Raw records
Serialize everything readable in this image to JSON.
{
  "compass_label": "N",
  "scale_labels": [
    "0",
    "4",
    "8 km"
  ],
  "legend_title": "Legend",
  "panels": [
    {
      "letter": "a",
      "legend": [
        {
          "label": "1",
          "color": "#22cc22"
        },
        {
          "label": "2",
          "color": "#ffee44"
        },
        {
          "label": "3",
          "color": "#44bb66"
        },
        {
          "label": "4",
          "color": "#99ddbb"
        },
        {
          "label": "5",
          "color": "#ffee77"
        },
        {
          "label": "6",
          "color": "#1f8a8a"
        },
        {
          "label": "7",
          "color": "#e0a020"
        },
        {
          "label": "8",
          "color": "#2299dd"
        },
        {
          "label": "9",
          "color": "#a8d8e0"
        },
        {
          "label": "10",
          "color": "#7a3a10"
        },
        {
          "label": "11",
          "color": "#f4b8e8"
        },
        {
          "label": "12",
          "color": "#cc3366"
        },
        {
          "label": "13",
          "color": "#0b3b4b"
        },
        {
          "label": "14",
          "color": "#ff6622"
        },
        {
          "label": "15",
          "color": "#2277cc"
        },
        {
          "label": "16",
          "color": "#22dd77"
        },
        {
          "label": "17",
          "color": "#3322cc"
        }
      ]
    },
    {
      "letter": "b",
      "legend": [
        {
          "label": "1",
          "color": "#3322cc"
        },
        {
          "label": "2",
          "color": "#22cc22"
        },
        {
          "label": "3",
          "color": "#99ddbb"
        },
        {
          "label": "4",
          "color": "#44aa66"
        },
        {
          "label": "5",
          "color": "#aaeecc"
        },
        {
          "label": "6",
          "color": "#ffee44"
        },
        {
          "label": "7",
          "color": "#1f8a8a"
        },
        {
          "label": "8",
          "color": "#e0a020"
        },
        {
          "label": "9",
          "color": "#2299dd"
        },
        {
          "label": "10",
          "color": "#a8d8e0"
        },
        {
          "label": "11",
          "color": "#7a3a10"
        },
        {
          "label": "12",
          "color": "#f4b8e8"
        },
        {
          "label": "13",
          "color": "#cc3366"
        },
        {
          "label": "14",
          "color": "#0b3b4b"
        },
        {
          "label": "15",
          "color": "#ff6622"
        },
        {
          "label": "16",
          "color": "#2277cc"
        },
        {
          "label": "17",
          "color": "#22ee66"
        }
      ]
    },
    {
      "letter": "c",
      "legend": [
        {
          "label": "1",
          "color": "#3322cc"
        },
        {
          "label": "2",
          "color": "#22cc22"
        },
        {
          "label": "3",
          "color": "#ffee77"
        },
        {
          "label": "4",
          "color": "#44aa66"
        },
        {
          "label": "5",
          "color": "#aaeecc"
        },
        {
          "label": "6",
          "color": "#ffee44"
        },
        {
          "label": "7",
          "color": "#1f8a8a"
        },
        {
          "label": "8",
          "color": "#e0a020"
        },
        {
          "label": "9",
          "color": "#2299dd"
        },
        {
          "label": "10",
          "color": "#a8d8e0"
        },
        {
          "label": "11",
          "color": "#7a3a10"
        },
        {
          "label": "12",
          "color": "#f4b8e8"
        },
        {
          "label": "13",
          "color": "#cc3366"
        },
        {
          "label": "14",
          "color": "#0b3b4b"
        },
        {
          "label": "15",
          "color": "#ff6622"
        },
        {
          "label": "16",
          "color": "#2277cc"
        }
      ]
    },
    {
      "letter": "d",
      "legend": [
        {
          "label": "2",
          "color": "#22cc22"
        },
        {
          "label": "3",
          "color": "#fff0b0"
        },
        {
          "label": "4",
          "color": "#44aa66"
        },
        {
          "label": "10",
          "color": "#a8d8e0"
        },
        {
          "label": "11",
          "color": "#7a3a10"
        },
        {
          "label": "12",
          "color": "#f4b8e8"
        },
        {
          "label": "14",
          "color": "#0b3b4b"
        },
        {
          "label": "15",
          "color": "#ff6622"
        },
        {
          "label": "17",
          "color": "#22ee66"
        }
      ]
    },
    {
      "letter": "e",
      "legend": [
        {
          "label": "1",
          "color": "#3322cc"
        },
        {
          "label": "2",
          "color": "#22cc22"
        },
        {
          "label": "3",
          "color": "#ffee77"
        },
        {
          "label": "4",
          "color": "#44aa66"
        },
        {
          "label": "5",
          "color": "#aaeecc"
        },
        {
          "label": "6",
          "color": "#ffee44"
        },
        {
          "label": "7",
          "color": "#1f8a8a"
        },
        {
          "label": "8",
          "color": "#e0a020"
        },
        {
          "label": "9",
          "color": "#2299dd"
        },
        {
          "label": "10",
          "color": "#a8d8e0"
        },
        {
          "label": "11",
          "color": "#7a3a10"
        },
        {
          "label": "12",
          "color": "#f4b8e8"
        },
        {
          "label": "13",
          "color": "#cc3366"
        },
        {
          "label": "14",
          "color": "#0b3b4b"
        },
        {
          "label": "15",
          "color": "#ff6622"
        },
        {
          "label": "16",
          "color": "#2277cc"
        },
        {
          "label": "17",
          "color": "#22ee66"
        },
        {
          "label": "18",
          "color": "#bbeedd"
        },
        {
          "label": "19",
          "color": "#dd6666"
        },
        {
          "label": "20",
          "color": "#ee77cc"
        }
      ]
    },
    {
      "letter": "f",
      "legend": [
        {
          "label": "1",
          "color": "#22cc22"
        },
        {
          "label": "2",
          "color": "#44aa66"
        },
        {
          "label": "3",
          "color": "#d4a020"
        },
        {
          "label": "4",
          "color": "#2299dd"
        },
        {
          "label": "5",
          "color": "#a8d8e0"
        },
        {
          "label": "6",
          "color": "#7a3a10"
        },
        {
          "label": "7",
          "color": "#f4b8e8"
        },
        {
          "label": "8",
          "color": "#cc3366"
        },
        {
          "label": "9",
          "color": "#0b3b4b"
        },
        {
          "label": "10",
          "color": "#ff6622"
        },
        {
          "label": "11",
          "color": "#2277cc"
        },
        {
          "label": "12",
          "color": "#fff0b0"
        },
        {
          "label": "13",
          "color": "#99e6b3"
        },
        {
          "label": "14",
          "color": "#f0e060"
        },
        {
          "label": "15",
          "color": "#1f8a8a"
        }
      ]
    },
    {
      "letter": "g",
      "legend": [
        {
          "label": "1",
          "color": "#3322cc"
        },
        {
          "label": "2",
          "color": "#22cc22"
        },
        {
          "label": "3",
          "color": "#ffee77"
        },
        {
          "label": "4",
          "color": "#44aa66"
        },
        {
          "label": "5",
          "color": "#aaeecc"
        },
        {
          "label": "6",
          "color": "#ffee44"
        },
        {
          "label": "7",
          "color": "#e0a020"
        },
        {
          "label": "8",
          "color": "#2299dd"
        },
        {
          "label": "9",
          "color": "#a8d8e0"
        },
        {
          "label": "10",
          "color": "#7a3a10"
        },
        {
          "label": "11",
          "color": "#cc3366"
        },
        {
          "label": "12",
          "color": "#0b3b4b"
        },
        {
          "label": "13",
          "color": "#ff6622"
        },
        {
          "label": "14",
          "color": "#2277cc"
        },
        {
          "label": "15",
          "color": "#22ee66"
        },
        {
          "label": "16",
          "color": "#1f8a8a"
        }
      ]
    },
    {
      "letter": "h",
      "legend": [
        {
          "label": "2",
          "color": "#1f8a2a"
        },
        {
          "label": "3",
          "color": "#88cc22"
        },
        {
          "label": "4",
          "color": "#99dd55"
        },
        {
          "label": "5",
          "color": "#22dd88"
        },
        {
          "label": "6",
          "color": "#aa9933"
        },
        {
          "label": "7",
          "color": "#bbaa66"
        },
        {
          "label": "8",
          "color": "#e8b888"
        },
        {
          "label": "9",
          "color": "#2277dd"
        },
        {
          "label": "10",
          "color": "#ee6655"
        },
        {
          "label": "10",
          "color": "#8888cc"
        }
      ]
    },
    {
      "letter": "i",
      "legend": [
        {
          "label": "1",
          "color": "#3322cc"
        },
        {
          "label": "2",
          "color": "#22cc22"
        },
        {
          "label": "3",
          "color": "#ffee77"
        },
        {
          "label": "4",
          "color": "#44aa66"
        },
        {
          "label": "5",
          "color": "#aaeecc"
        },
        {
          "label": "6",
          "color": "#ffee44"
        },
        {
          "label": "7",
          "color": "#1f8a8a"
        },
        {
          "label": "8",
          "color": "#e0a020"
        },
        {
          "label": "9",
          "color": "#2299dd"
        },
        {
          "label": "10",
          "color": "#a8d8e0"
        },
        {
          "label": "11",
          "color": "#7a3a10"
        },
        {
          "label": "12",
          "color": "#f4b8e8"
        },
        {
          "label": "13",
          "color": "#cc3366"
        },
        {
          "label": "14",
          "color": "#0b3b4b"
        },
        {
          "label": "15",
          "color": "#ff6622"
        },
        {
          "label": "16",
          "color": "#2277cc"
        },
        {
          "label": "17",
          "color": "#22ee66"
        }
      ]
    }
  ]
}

What the exercise asks: Filter the data for the string "letter" and copy every line that has it.

Completed task:
      "letter": "a",
      "letter": "b",
      "letter": "c",
      "letter": "d",
      "letter": "e",
      "letter": "f",
      "letter": "g",
      "letter": "h",
      "letter": "i",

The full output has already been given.